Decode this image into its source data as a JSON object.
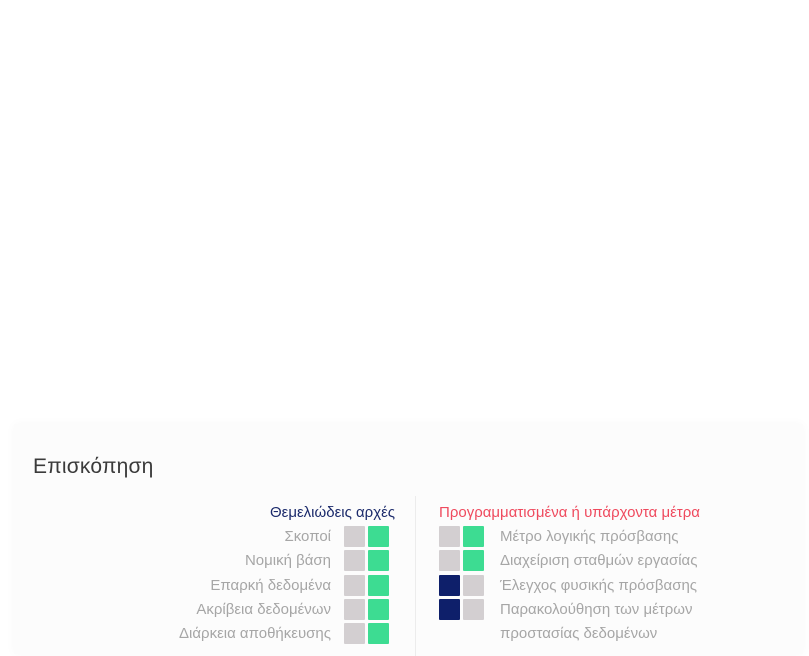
{
  "panel": {
    "title": "Επισκόπηση"
  },
  "principles": {
    "header": "Θεμελιώδεις αρχές",
    "rows": [
      {
        "label": "Σκοποί",
        "states": [
          "gray",
          "green"
        ]
      },
      {
        "label": "Νομική βάση",
        "states": [
          "gray",
          "green"
        ]
      },
      {
        "label": "Επαρκή δεδομένα",
        "states": [
          "gray",
          "green"
        ]
      },
      {
        "label": "Ακρίβεια δεδομένων",
        "states": [
          "gray",
          "green"
        ]
      },
      {
        "label": "Διάρκεια αποθήκευσης",
        "states": [
          "gray",
          "green"
        ]
      }
    ]
  },
  "measures": {
    "header": "Προγραμματισμένα ή υπάρχοντα μέτρα",
    "rows": [
      {
        "label": "Μέτρο λογικής πρόσβασης",
        "states": [
          "gray",
          "green"
        ]
      },
      {
        "label": "Διαχείριση σταθμών εργασίας",
        "states": [
          "gray",
          "green"
        ]
      },
      {
        "label": "Έλεγχος φυσικής πρόσβασης",
        "states": [
          "navy",
          "gray"
        ]
      },
      {
        "label": "Παρακολούθηση των μέτρων",
        "states": [
          "navy",
          "gray"
        ]
      },
      {
        "label": "προστασίας δεδομένων",
        "states": []
      }
    ]
  },
  "colors": {
    "green": "#3ddc92",
    "gray": "#d3cfd1",
    "navy": "#0e1f6a",
    "measures_header": "#ef4a5e",
    "principles_header": "#1b2a6b"
  }
}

• [REQUEST] Transcribe the records verbatim and omit the images.

• [RESPONSE TO THE EXERCISE]
Decode this image into its source data as a JSON object.
{
  "panel": {
    "title": "Επισκόπηση"
  },
  "principles": {
    "header": "Θεμελιώδεις αρχές",
    "rows": [
      {
        "label": "Σκοποί",
        "states": [
          "gray",
          "green"
        ]
      },
      {
        "label": "Νομική βάση",
        "states": [
          "gray",
          "green"
        ]
      },
      {
        "label": "Επαρκή δεδομένα",
        "states": [
          "gray",
          "green"
        ]
      },
      {
        "label": "Ακρίβεια δεδομένων",
        "states": [
          "gray",
          "green"
        ]
      },
      {
        "label": "Διάρκεια αποθήκευσης",
        "states": [
          "gray",
          "green"
        ]
      }
    ]
  },
  "measures": {
    "header": "Προγραμματισμένα ή υπάρχοντα μέτρα",
    "rows": [
      {
        "label": "Μέτρο λογικής πρόσβασης",
        "states": [
          "gray",
          "green"
        ]
      },
      {
        "label": "Διαχείριση σταθμών εργασίας",
        "states": [
          "gray",
          "green"
        ]
      },
      {
        "label": "Έλεγχος φυσικής πρόσβασης",
        "states": [
          "navy",
          "gray"
        ]
      },
      {
        "label": "Παρακολούθηση των μέτρων",
        "states": [
          "navy",
          "gray"
        ]
      },
      {
        "label": "προστασίας δεδομένων",
        "states": []
      }
    ]
  },
  "colors": {
    "green": "#3ddc92",
    "gray": "#d3cfd1",
    "navy": "#0e1f6a",
    "measures_header": "#ef4a5e",
    "principles_header": "#1b2a6b"
  }
}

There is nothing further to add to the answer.